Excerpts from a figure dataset
━━━━━━━━━━━━━━━━━━━━━━━━━━━━━━
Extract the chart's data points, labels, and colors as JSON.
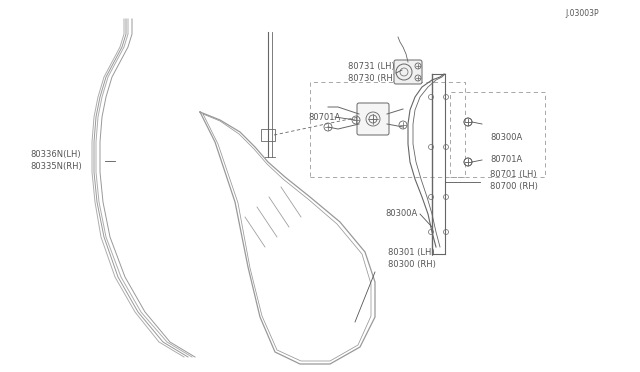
{
  "bg_color": "#ffffff",
  "line_color": "#999999",
  "dark_line": "#666666",
  "text_color": "#555555",
  "part_number_code": "J.03003P",
  "labels": {
    "80300_RH": "80300 (RH)",
    "80301_LH": "80301 (LH)",
    "80300A_top": "80300A",
    "80300A_bot": "80300A",
    "80700_RH": "80700 (RH)",
    "80701_LH": "80701 (LH)",
    "80701A_left": "80701A",
    "80701A_right": "80701A",
    "80335N_RH": "80335N(RH)",
    "80336N_LH": "80336N(LH)",
    "80730_RH": "80730 (RH)",
    "80731_LH": "80731 (LH)"
  }
}
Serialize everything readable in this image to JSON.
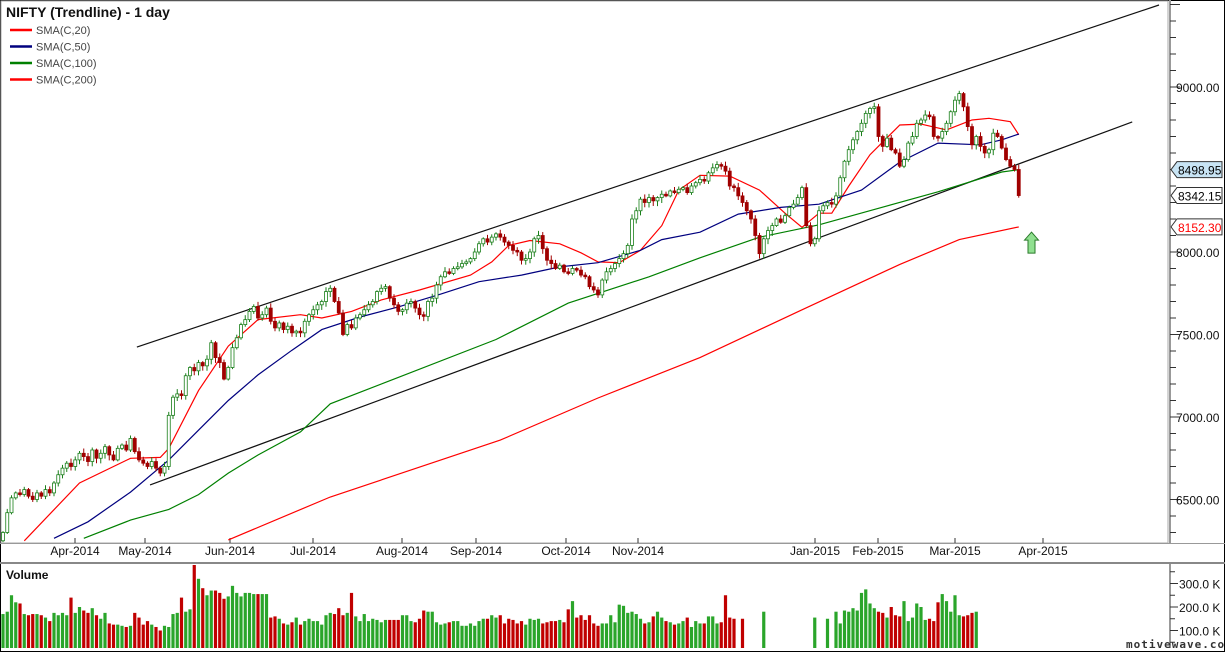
━━━━━━━━━━━━━━━━━━━━━━━━━━━━━━
What the exercise asks
Copy every record above exactly as written, but leave out the pictures.

Problem solution
Extract the chart's data points, labels, and colors as JSON.
{
  "bg_color": "#ffffff",
  "line_color": "#999999",
  "dark_line": "#666666",
  "text_color": "#555555",
  "part_number_code": "J.03003P",
  "labels": {
    "80300_RH": "80300 (RH)",
    "80301_LH": "80301 (LH)",
    "80300A_top": "80300A",
    "80300A_bot": "80300A",
    "80700_RH": "80700 (RH)",
    "80701_LH": "80701 (LH)",
    "80701A_left": "80701A",
    "80701A_right": "80701A",
    "80335N_RH": "80335N(RH)",
    "80336N_LH": "80336N(LH)",
    "80730_RH": "80730 (RH)",
    "80731_LH": "80731 (LH)"
  }
}
Serialize everything readable in this image to JSON.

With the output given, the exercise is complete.